Retype every entry exactly, character for character.

— Start —

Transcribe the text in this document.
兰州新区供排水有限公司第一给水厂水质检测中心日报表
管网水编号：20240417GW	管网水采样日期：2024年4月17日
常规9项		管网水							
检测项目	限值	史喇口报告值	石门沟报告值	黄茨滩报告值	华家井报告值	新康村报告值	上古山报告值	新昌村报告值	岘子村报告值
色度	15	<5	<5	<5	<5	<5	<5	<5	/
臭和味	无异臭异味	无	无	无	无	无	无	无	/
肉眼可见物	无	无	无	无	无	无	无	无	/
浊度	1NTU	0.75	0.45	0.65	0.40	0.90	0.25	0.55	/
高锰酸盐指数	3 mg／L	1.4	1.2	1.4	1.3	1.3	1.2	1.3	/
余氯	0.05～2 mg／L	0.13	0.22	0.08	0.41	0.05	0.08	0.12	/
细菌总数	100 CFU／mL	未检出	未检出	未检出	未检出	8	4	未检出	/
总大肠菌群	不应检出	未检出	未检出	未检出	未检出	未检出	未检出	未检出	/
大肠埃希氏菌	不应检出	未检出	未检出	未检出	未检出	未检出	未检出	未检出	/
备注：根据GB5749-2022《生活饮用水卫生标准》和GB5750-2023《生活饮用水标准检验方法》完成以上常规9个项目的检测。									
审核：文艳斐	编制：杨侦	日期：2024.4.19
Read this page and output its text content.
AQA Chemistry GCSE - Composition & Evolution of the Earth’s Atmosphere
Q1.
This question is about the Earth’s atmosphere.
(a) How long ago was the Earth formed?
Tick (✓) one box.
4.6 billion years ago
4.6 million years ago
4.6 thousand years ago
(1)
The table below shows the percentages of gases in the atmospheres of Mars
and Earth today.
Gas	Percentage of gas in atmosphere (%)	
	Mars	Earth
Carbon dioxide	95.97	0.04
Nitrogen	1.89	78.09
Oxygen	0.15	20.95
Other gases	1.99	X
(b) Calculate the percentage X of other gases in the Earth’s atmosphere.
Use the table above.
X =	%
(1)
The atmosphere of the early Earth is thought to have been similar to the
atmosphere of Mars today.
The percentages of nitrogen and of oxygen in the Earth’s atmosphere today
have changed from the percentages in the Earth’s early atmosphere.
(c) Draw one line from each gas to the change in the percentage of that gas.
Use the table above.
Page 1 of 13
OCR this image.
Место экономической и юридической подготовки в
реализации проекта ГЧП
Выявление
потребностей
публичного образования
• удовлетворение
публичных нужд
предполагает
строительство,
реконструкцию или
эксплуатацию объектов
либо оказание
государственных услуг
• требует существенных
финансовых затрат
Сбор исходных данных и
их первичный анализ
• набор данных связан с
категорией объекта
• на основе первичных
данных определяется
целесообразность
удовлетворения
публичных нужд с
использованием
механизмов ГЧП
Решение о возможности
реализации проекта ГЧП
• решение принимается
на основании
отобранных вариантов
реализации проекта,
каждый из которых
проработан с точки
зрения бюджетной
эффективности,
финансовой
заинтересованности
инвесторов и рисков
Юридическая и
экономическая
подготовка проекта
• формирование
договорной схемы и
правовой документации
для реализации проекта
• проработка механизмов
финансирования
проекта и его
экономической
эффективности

— End —

● **EXERCISE SOLUTION**:
Transcribe the text in this document.
兰州新区供排水有限公司第一给水厂水质检测中心日报表
管网水编号：20240417GW	管网水采样日期：2024年4月17日
常规9项		管网水							
检测项目	限值	史喇口报告值	石门沟报告值	黄茨滩报告值	华家井报告值	新康村报告值	上古山报告值	新昌村报告值	岘子村报告值
色度	15	<5	<5	<5	<5	<5	<5	<5	/
臭和味	无异臭异味	无	无	无	无	无	无	无	/
肉眼可见物	无	无	无	无	无	无	无	无	/
浊度	1NTU	0.75	0.45	0.65	0.40	0.90	0.25	0.55	/
高锰酸盐指数	3 mg／L	1.4	1.2	1.4	1.3	1.3	1.2	1.3	/
余氯	0.05～2 mg／L	0.13	0.22	0.08	0.41	0.05	0.08	0.12	/
细菌总数	100 CFU／mL	未检出	未检出	未检出	未检出	8	4	未检出	/
总大肠菌群	不应检出	未检出	未检出	未检出	未检出	未检出	未检出	未检出	/
大肠埃希氏菌	不应检出	未检出	未检出	未检出	未检出	未检出	未检出	未检出	/
备注：根据GB5749-2022《生活饮用水卫生标准》和GB5750-2023《生活饮用水标准检验方法》完成以上常规9个项目的检测。									
审核：文艳斐	编制：杨侦	日期：2024.4.19
Read this page and output its text content.
AQA Chemistry GCSE - Composition & Evolution of the Earth’s Atmosphere
Q1.
This question is about the Earth’s atmosphere.
(a) How long ago was the Earth formed?
Tick (✓) one box.
4.6 billion years ago
4.6 million years ago
4.6 thousand years ago
(1)
The table below shows the percentages of gases in the atmospheres of Mars
and Earth today.
Gas	Percentage of gas in atmosphere (%)	
	Mars	Earth
Carbon dioxide	95.97	0.04
Nitrogen	1.89	78.09
Oxygen	0.15	20.95
Other gases	1.99	X
(b) Calculate the percentage X of other gases in the Earth’s atmosphere.
Use the table above.
X =	%
(1)
The atmosphere of the early Earth is thought to have been similar to the
atmosphere of Mars today.
The percentages of nitrogen and of oxygen in the Earth’s atmosphere today
have changed from the percentages in the Earth’s early atmosphere.
(c) Draw one line from each gas to the change in the percentage of that gas.
Use the table above.
Page 1 of 13
OCR this image.
Место экономической и юридической подготовки в
реализации проекта ГЧП
Выявление
потребностей
публичного образования
• удовлетворение
публичных нужд
предполагает
строительство,
реконструкцию или
эксплуатацию объектов
либо оказание
государственных услуг
• требует существенных
финансовых затрат
Сбор исходных данных и
их первичный анализ
• набор данных связан с
категорией объекта
• на основе первичных
данных определяется
целесообразность
удовлетворения
публичных нужд с
использованием
механизмов ГЧП
Решение о возможности
реализации проекта ГЧП
• решение принимается
на основании
отобранных вариантов
реализации проекта,
каждый из которых
проработан с точки
зрения бюджетной
эффективности,
финансовой
заинтересованности
инвесторов и рисков
Юридическая и
экономическая
подготовка проекта
• формирование
договорной схемы и
правовой документации
для реализации проекта
• проработка механизмов
финансирования
проекта и его
экономической
эффективности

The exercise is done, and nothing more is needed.